### EXERCISE BRIEF
Drop every picture and give the entries back exactly.

### RECORDS FOR THE TASK
——

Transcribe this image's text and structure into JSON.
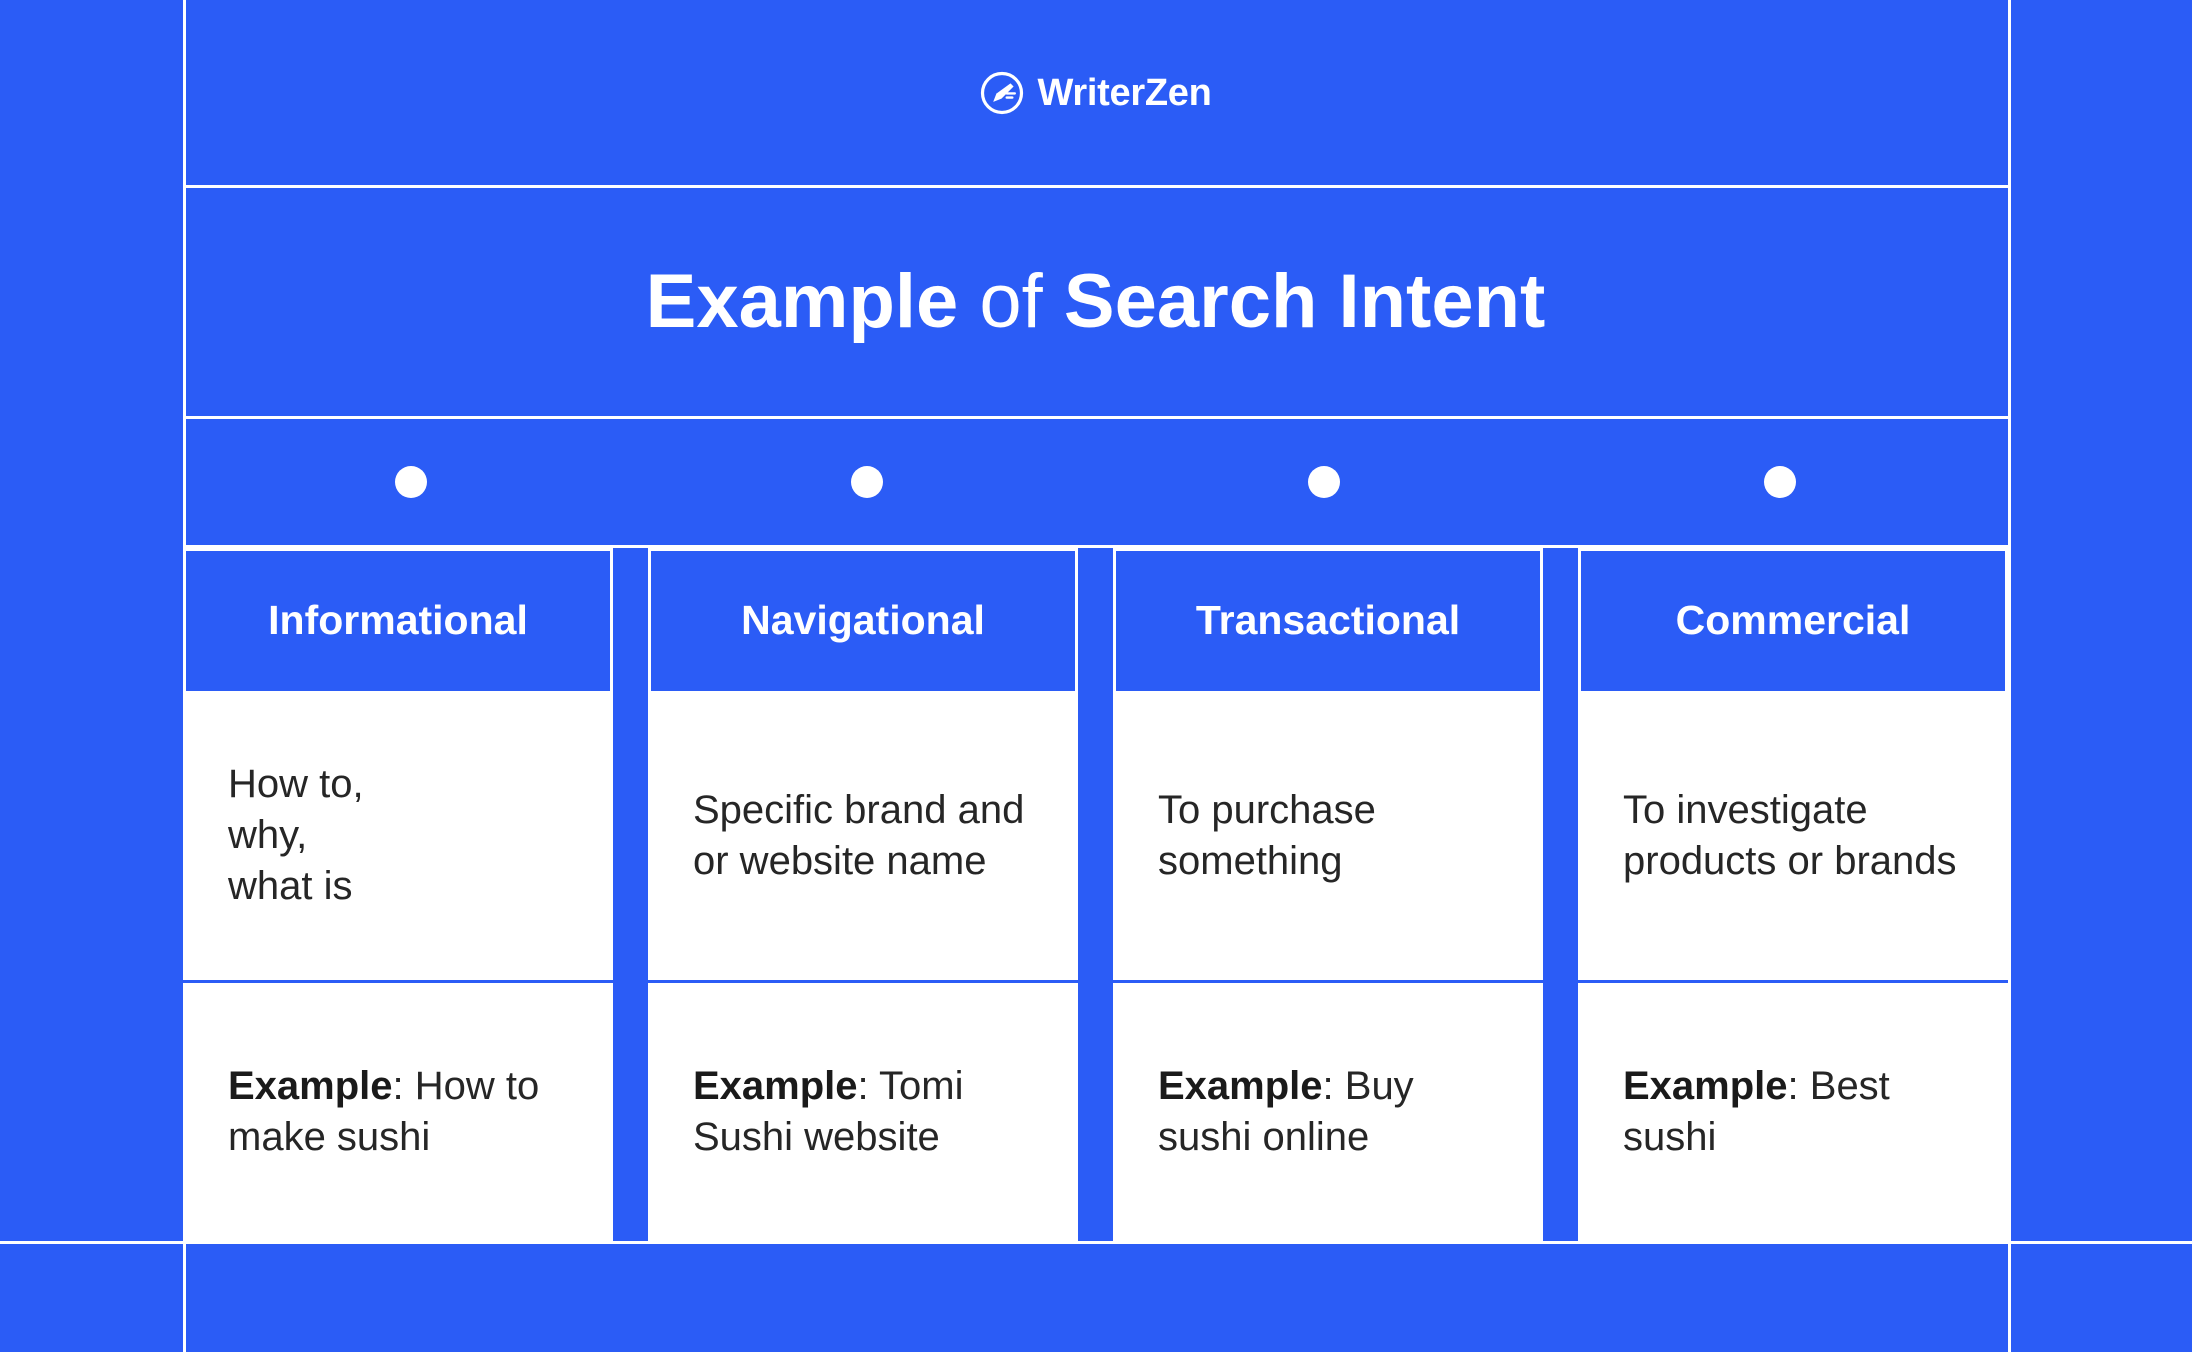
{
  "colors": {
    "background_blue": "#2b5cf6",
    "card_white": "#ffffff",
    "body_text": "#262626"
  },
  "brand": {
    "logo_icon": "pen-in-circle-icon",
    "name": "WriterZen"
  },
  "title": {
    "part1": "Example",
    "part2": "of",
    "part3": "Search Intent",
    "full": "Example of Search Intent"
  },
  "dots": [
    {
      "name": "informational"
    },
    {
      "name": "navigational"
    },
    {
      "name": "transactional"
    },
    {
      "name": "commercial"
    }
  ],
  "columns": [
    {
      "header": "Informational",
      "description": "How to,\nwhy,\nwhat is",
      "example_label": "Example",
      "example_separator": ": ",
      "example_value": "How to make sushi"
    },
    {
      "header": "Navigational",
      "description": "Specific brand and or website name",
      "example_label": "Example",
      "example_separator": ": ",
      "example_value": "Tomi Sushi website"
    },
    {
      "header": "Transactional",
      "description": "To purchase something",
      "example_label": "Example",
      "example_separator": ": ",
      "example_value": "Buy sushi online"
    },
    {
      "header": "Commercial",
      "description": "To investigate products or brands",
      "example_label": "Example",
      "example_separator": ": ",
      "example_value": "Best sushi"
    }
  ]
}
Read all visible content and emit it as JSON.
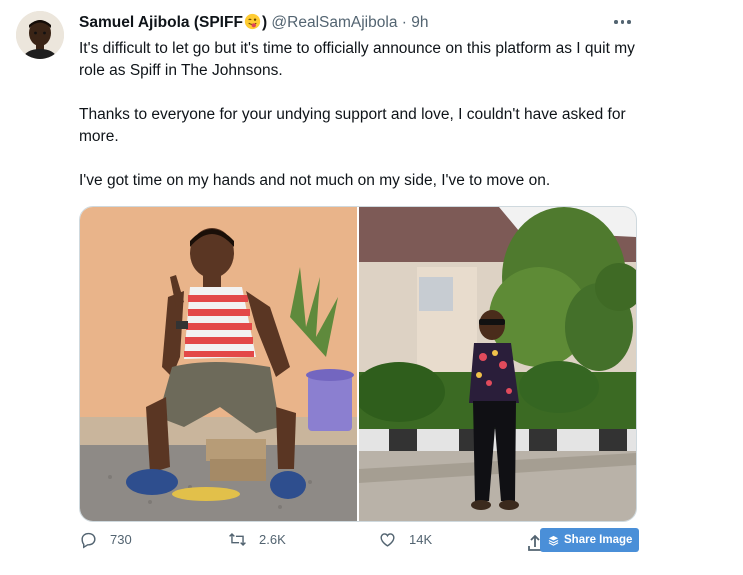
{
  "tweet": {
    "author_name": "Samuel Ajibola (SPIFF",
    "author_name_suffix": ")",
    "handle": "@RealSamAjibola",
    "time": "· 9h",
    "paragraphs": [
      "It's difficult to let go but it's time to officially announce on this platform as I quit my role as Spiff in The Johnsons.",
      "Thanks to everyone for your undying support and love, I couldn't have asked for more.",
      "I've got time on my hands and not much on my side, I've to move on."
    ]
  },
  "actions": {
    "replies": "730",
    "retweets": "2.6K",
    "likes": "14K"
  },
  "share_image": {
    "label": "Share Image"
  },
  "colors": {
    "text": "#0f1419",
    "secondary": "#536471",
    "share_button": "#4a8fd8"
  },
  "icons": [
    "more-icon",
    "reply-icon",
    "retweet-icon",
    "like-icon",
    "share-icon",
    "layers-icon"
  ]
}
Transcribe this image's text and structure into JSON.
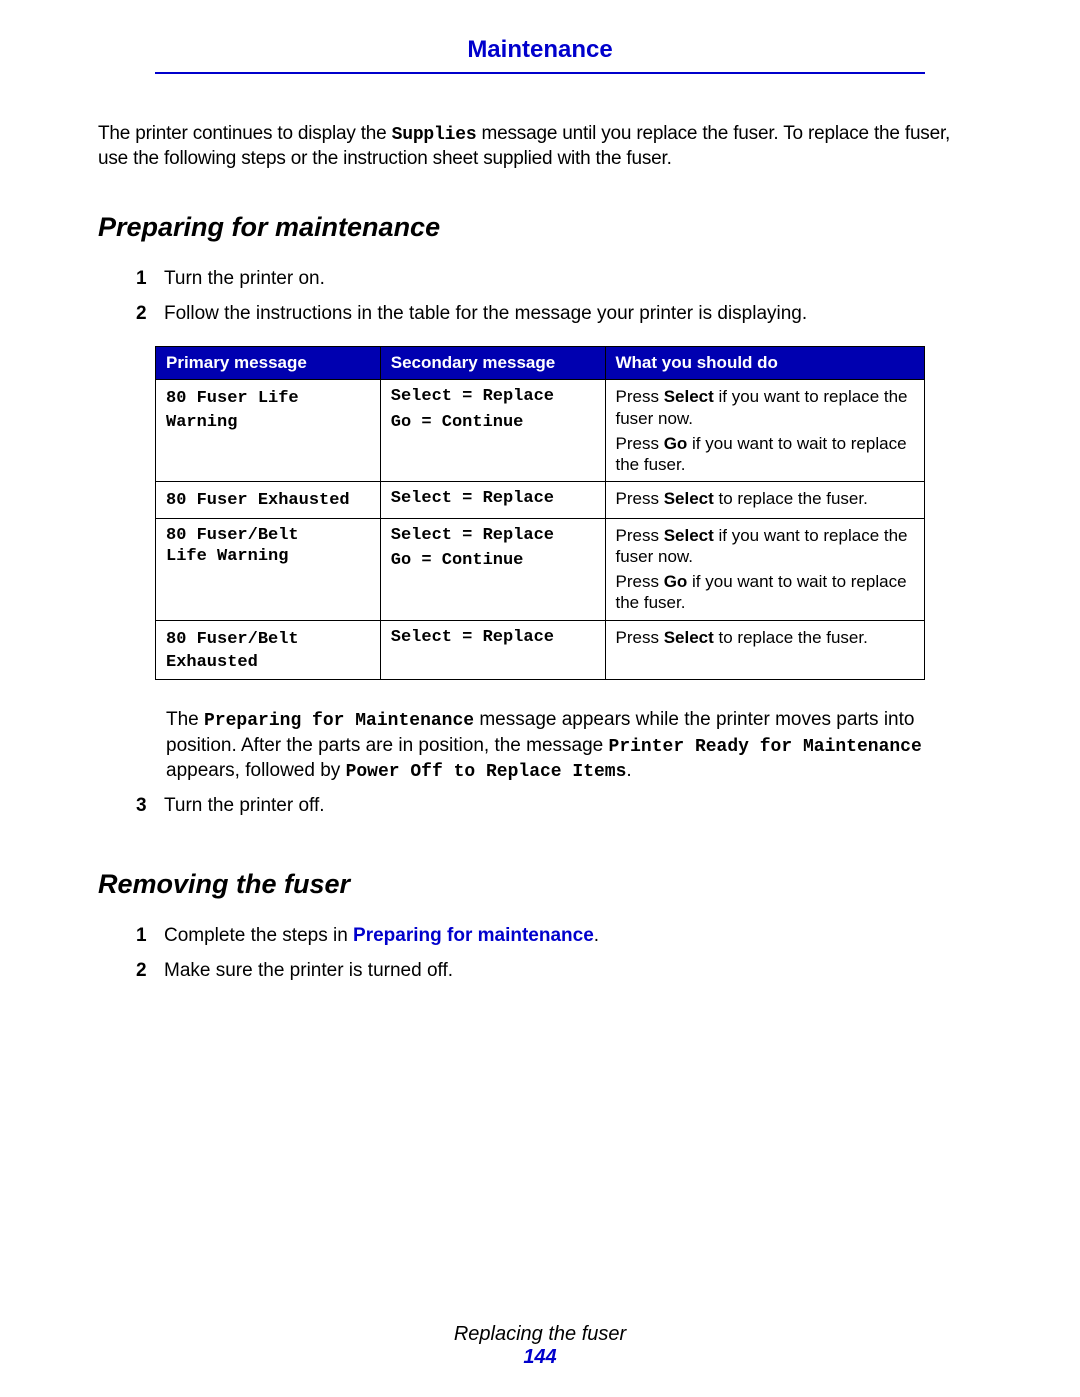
{
  "header": {
    "title": "Maintenance"
  },
  "intro": {
    "part1": "The printer continues to display the ",
    "mono1": "Supplies",
    "part2": " message until you replace the fuser. To replace the fuser, use the following steps or the instruction sheet supplied with the fuser."
  },
  "section1": {
    "heading": "Preparing for maintenance",
    "steps": {
      "s1": {
        "num": "1",
        "text": "Turn the printer on."
      },
      "s2": {
        "num": "2",
        "text": "Follow the instructions in the table for the message your printer is displaying."
      },
      "s3": {
        "num": "3",
        "text": "Turn the printer off."
      }
    },
    "note": {
      "p1": "The ",
      "m1": "Preparing for Maintenance",
      "p2": " message appears while the printer moves parts into position. After the parts are in position, the message ",
      "m2": "Printer Ready for Maintenance",
      "p3": " appears, followed by ",
      "m3": "Power Off to Replace Items",
      "p4": "."
    }
  },
  "table": {
    "headers": {
      "h1": "Primary message",
      "h2": "Secondary message",
      "h3": "What you should do"
    },
    "rows": {
      "r1": {
        "primary": "80 Fuser Life Warning",
        "secondary_line1": "Select = Replace",
        "secondary_line2": "Go = Continue",
        "action_p1": "Press ",
        "action_b1": "Select",
        "action_p2": " if you want to replace the fuser now.",
        "action_p3": "Press ",
        "action_b2": "Go",
        "action_p4": " if you want to wait to replace the fuser."
      },
      "r2": {
        "primary": "80 Fuser Exhausted",
        "secondary_line1": "Select = Replace",
        "action_p1": "Press ",
        "action_b1": "Select",
        "action_p2": " to replace the fuser."
      },
      "r3": {
        "primary_line1": "80 Fuser/Belt",
        "primary_line2": "Life Warning",
        "secondary_line1": "Select = Replace",
        "secondary_line2": "Go = Continue",
        "action_p1": "Press ",
        "action_b1": "Select",
        "action_p2": " if you want to replace the fuser now.",
        "action_p3": "Press ",
        "action_b2": "Go",
        "action_p4": " if you want to wait to replace the fuser."
      },
      "r4": {
        "primary": "80 Fuser/Belt Exhausted",
        "secondary_line1": "Select = Replace",
        "action_p1": "Press ",
        "action_b1": "Select",
        "action_p2": " to replace the fuser."
      }
    }
  },
  "section2": {
    "heading": "Removing the fuser",
    "steps": {
      "s1": {
        "num": "1",
        "p1": "Complete the steps in ",
        "link": "Preparing for maintenance",
        "p2": "."
      },
      "s2": {
        "num": "2",
        "text": "Make sure the printer is turned off."
      }
    }
  },
  "footer": {
    "title": "Replacing the fuser",
    "page": "144"
  }
}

——

### FULL SOLUTION
Transcribe this image's text and structure into JSON.
{
  "colors": {
    "background_blue": "#2b5cf6",
    "card_white": "#ffffff",
    "body_text": "#262626"
  },
  "brand": {
    "logo_icon": "pen-in-circle-icon",
    "name": "WriterZen"
  },
  "title": {
    "part1": "Example",
    "part2": "of",
    "part3": "Search Intent",
    "full": "Example of Search Intent"
  },
  "dots": [
    {
      "name": "informational"
    },
    {
      "name": "navigational"
    },
    {
      "name": "transactional"
    },
    {
      "name": "commercial"
    }
  ],
  "columns": [
    {
      "header": "Informational",
      "description": "How to,\nwhy,\nwhat is",
      "example_label": "Example",
      "example_separator": ": ",
      "example_value": "How to make sushi"
    },
    {
      "header": "Navigational",
      "description": "Specific brand and or website name",
      "example_label": "Example",
      "example_separator": ": ",
      "example_value": "Tomi Sushi website"
    },
    {
      "header": "Transactional",
      "description": "To purchase something",
      "example_label": "Example",
      "example_separator": ": ",
      "example_value": "Buy sushi online"
    },
    {
      "header": "Commercial",
      "description": "To investigate products or brands",
      "example_label": "Example",
      "example_separator": ": ",
      "example_value": "Best sushi"
    }
  ]
}
Read all visible content and emit it as JSON.
{
  "tweet": {
    "author_name": "Samuel Ajibola (SPIFF",
    "author_name_suffix": ")",
    "handle": "@RealSamAjibola",
    "time": "· 9h",
    "paragraphs": [
      "It's difficult to let go but it's time to officially announce on this platform as I quit my role as Spiff in The Johnsons.",
      "Thanks to everyone for your undying support and love, I couldn't have asked for more.",
      "I've got time on my hands and not much on my side, I've to move on."
    ]
  },
  "actions": {
    "replies": "730",
    "retweets": "2.6K",
    "likes": "14K"
  },
  "share_image": {
    "label": "Share Image"
  },
  "colors": {
    "text": "#0f1419",
    "secondary": "#536471",
    "share_button": "#4a8fd8"
  },
  "icons": [
    "more-icon",
    "reply-icon",
    "retweet-icon",
    "like-icon",
    "share-icon",
    "layers-icon"
  ]
}
Transcribe this image's text and structure into JSON.
{
  "header": {
    "title": "Maintenance"
  },
  "intro": {
    "part1": "The printer continues to display the ",
    "mono1": "Supplies",
    "part2": " message until you replace the fuser. To replace the fuser, use the following steps or the instruction sheet supplied with the fuser."
  },
  "section1": {
    "heading": "Preparing for maintenance",
    "steps": {
      "s1": {
        "num": "1",
        "text": "Turn the printer on."
      },
      "s2": {
        "num": "2",
        "text": "Follow the instructions in the table for the message your printer is displaying."
      },
      "s3": {
        "num": "3",
        "text": "Turn the printer off."
      }
    },
    "note": {
      "p1": "The ",
      "m1": "Preparing for Maintenance",
      "p2": " message appears while the printer moves parts into position. After the parts are in position, the message ",
      "m2": "Printer Ready for Maintenance",
      "p3": " appears, followed by ",
      "m3": "Power Off to Replace Items",
      "p4": "."
    }
  },
  "table": {
    "headers": {
      "h1": "Primary message",
      "h2": "Secondary message",
      "h3": "What you should do"
    },
    "rows": {
      "r1": {
        "primary": "80 Fuser Life Warning",
        "secondary_line1": "Select = Replace",
        "secondary_line2": "Go = Continue",
        "action_p1": "Press ",
        "action_b1": "Select",
        "action_p2": " if you want to replace the fuser now.",
        "action_p3": "Press ",
        "action_b2": "Go",
        "action_p4": " if you want to wait to replace the fuser."
      },
      "r2": {
        "primary": "80 Fuser Exhausted",
        "secondary_line1": "Select = Replace",
        "action_p1": "Press ",
        "action_b1": "Select",
        "action_p2": " to replace the fuser."
      },
      "r3": {
        "primary_line1": "80 Fuser/Belt",
        "primary_line2": "Life Warning",
        "secondary_line1": "Select = Replace",
        "secondary_line2": "Go = Continue",
        "action_p1": "Press ",
        "action_b1": "Select",
        "action_p2": " if you want to replace the fuser now.",
        "action_p3": "Press ",
        "action_b2": "Go",
        "action_p4": " if you want to wait to replace the fuser."
      },
      "r4": {
        "primary": "80 Fuser/Belt Exhausted",
        "secondary_line1": "Select = Replace",
        "action_p1": "Press ",
        "action_b1": "Select",
        "action_p2": " to replace the fuser."
      }
    }
  },
  "section2": {
    "heading": "Removing the fuser",
    "steps": {
      "s1": {
        "num": "1",
        "p1": "Complete the steps in ",
        "link": "Preparing for maintenance",
        "p2": "."
      },
      "s2": {
        "num": "2",
        "text": "Make sure the printer is turned off."
      }
    }
  },
  "footer": {
    "title": "Replacing the fuser",
    "page": "144"
  }
}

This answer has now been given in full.